=== Excerpted records ===

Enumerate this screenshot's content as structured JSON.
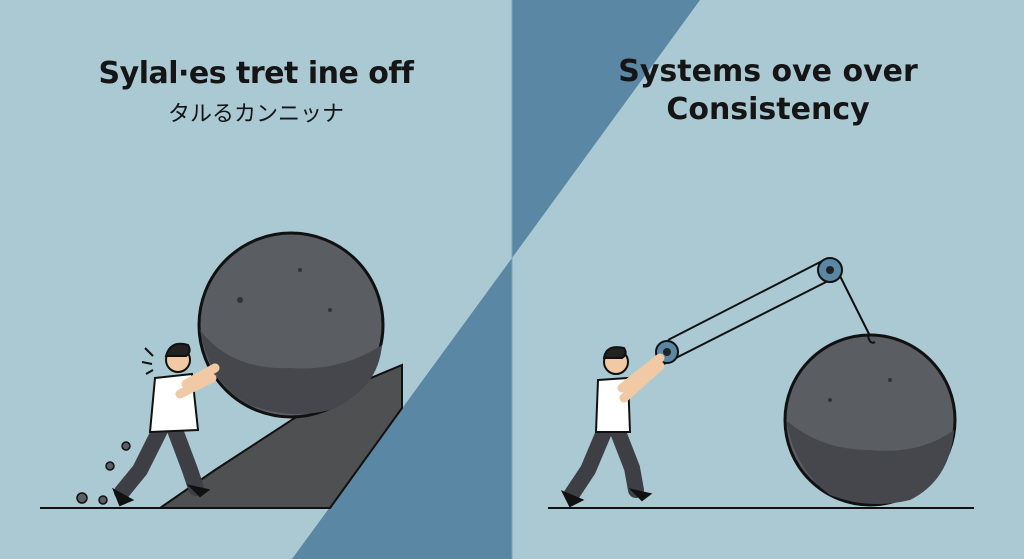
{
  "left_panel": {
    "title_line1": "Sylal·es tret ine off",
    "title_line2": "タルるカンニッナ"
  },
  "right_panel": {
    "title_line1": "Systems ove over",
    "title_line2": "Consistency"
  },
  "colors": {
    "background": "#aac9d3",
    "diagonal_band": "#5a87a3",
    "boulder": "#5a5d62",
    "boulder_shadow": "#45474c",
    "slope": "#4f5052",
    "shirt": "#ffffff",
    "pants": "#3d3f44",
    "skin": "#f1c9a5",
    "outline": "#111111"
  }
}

===
=== Excerpted records ===

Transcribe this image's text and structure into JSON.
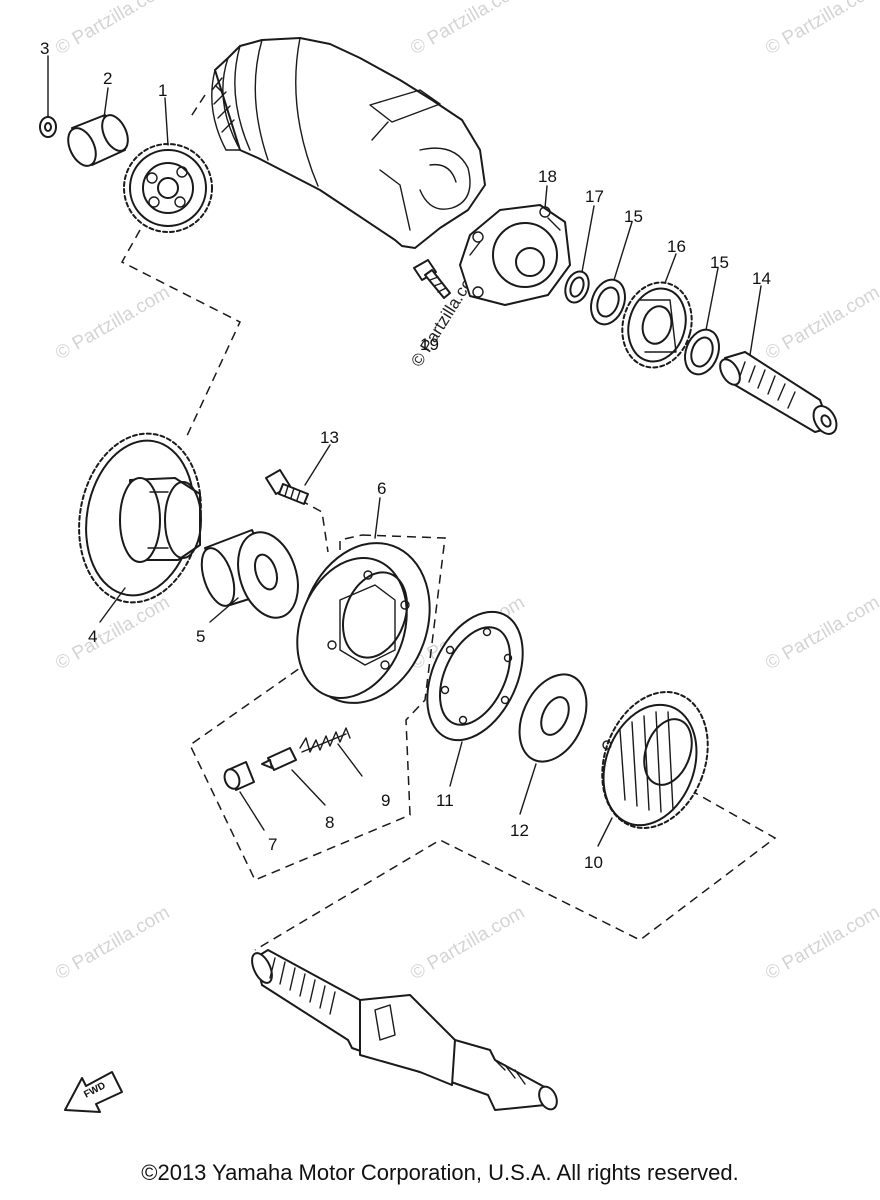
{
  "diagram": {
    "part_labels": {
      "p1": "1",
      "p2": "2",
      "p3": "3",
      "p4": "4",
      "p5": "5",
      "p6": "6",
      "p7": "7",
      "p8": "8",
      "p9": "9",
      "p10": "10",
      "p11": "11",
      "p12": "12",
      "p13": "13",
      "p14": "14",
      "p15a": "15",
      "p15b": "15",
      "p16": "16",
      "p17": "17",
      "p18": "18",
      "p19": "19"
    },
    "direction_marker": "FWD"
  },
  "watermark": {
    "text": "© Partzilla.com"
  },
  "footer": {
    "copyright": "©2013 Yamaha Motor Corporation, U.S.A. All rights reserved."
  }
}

===
=== Excerpted records ===

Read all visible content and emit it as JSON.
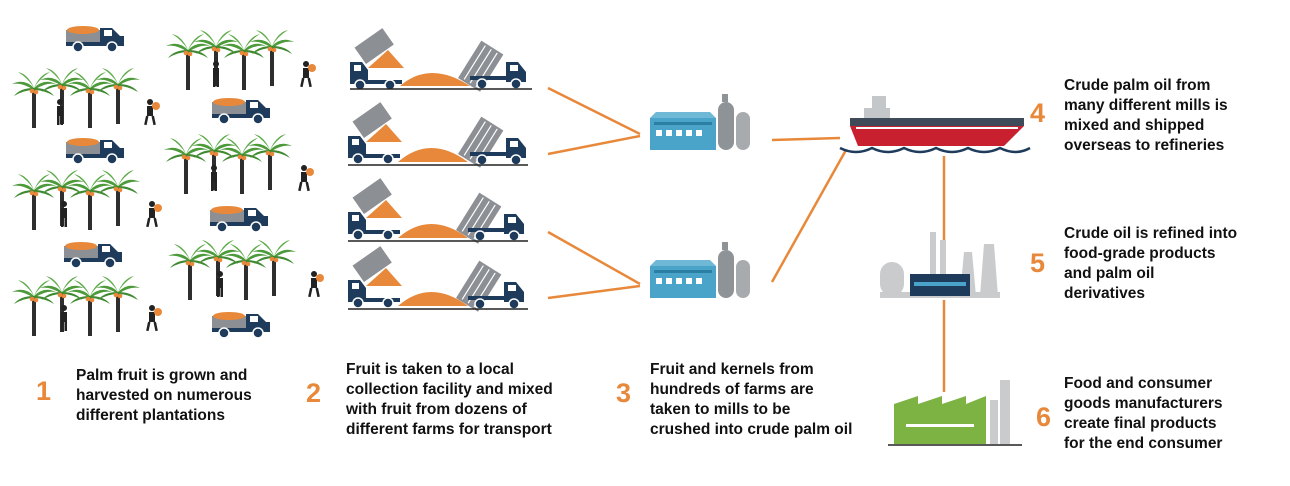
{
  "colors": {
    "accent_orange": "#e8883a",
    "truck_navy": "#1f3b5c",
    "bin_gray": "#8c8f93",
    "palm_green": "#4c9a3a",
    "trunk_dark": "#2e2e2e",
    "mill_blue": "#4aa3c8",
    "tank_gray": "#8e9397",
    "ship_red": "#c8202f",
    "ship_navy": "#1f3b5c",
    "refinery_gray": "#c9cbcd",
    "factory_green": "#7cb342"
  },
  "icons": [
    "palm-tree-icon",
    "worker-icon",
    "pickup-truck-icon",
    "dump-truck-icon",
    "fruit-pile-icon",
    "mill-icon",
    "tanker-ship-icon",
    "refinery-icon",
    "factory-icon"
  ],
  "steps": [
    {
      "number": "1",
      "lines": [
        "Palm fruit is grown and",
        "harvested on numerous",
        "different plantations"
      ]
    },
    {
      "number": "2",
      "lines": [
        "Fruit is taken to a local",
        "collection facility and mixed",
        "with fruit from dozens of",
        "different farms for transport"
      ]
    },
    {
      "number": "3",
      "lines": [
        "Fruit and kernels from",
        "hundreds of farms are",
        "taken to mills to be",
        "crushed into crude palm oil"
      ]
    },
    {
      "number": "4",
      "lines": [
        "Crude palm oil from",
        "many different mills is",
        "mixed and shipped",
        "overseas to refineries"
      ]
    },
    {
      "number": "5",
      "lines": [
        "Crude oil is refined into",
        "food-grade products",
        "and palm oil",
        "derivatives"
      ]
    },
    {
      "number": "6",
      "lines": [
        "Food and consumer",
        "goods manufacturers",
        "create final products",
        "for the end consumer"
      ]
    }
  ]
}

===

Scan the material for lines with the word "this", and copy each line you find.

[Answer to the task]:
Enumerate this screenshot's content as structured JSON.
Transcribe this image's text and structure into JSON.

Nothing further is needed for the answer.